→ INSTRUCTIONS FOR THE TASK
Single out the lines of the material that contain "Relative" and copy them.

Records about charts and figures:
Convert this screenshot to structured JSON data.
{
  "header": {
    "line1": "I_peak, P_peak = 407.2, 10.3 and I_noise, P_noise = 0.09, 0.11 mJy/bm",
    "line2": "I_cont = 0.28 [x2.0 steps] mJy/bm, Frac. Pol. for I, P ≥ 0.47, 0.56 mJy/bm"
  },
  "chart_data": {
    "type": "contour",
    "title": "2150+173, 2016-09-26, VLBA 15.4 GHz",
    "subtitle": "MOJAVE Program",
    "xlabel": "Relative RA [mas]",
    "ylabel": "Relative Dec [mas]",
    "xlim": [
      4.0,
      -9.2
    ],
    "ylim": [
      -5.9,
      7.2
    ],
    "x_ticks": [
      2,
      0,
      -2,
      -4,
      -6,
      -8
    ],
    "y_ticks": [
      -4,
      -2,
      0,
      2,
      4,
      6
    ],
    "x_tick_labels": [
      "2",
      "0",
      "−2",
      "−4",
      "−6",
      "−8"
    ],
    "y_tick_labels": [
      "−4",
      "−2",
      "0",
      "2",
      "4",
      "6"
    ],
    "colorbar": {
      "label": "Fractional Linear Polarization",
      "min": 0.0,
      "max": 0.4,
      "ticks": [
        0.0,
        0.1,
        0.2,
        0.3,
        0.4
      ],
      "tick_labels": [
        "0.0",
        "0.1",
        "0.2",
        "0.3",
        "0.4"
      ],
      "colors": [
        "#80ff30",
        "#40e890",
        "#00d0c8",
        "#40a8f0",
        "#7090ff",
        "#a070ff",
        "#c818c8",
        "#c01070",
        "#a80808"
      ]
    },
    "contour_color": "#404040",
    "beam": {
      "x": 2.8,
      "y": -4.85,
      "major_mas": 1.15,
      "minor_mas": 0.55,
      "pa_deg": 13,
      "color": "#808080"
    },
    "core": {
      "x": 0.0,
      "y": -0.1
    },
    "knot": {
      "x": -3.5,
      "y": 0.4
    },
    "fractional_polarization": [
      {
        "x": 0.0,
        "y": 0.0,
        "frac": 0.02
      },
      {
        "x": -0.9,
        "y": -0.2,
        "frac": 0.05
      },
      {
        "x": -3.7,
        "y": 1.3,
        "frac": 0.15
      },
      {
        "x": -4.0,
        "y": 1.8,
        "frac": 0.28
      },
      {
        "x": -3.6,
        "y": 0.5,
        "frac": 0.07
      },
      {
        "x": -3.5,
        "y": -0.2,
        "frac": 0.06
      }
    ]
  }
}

→ THE SOLUTION
    "xlabel": "Relative RA [mas]",
    "ylabel": "Relative Dec [mas]",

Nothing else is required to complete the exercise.